- WHAT NEEDS TO BE DONE -
Examine the entries below, count the lines holding the string "meta", and respond with the number only.

- STORED DATA -
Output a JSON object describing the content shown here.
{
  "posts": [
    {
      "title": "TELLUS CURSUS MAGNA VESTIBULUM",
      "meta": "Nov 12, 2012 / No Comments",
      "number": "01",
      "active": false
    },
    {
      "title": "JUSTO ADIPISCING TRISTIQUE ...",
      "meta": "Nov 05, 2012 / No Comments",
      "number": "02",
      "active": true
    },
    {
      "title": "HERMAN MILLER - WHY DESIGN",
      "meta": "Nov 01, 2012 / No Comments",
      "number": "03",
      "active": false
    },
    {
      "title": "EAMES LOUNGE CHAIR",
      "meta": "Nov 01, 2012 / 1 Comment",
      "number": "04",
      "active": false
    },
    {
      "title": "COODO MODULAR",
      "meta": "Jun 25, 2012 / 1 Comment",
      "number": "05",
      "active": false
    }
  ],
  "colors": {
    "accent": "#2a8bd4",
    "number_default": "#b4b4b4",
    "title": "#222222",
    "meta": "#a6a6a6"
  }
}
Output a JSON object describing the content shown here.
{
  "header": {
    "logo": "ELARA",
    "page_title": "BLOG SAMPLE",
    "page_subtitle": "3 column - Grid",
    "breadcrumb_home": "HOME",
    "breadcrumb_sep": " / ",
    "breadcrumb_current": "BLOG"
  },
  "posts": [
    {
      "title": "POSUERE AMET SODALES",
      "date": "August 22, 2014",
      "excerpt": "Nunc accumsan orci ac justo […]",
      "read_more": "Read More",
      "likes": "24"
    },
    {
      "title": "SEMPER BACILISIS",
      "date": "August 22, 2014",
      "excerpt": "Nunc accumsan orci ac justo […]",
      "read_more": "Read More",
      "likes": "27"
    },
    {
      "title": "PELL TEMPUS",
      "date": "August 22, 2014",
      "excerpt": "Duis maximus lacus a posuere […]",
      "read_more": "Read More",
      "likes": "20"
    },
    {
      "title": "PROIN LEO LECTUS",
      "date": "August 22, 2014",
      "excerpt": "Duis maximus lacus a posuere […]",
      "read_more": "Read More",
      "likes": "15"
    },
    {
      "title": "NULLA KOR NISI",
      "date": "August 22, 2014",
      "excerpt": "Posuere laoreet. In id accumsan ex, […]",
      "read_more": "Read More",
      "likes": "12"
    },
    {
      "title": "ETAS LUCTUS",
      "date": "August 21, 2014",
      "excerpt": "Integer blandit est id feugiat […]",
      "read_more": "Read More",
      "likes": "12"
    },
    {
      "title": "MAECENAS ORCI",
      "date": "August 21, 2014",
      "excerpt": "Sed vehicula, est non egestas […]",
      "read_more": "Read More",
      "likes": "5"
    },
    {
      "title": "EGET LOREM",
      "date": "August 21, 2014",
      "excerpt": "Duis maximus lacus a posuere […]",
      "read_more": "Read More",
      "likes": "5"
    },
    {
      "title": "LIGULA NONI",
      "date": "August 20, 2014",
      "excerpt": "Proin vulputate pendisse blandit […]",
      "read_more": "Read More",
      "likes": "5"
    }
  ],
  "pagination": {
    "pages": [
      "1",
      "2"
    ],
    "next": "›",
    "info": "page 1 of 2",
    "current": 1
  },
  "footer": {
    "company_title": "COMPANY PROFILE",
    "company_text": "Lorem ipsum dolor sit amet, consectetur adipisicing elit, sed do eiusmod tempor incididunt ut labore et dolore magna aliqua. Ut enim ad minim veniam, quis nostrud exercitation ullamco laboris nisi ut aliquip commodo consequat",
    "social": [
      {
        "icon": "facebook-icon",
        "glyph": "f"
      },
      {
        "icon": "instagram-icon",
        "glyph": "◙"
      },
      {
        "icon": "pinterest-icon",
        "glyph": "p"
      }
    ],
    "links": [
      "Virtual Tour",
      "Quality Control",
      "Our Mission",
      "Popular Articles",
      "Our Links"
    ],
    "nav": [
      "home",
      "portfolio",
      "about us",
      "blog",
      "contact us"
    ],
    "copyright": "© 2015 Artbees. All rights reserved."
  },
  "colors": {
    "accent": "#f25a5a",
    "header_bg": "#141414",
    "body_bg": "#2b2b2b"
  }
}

- OUTPUT -
6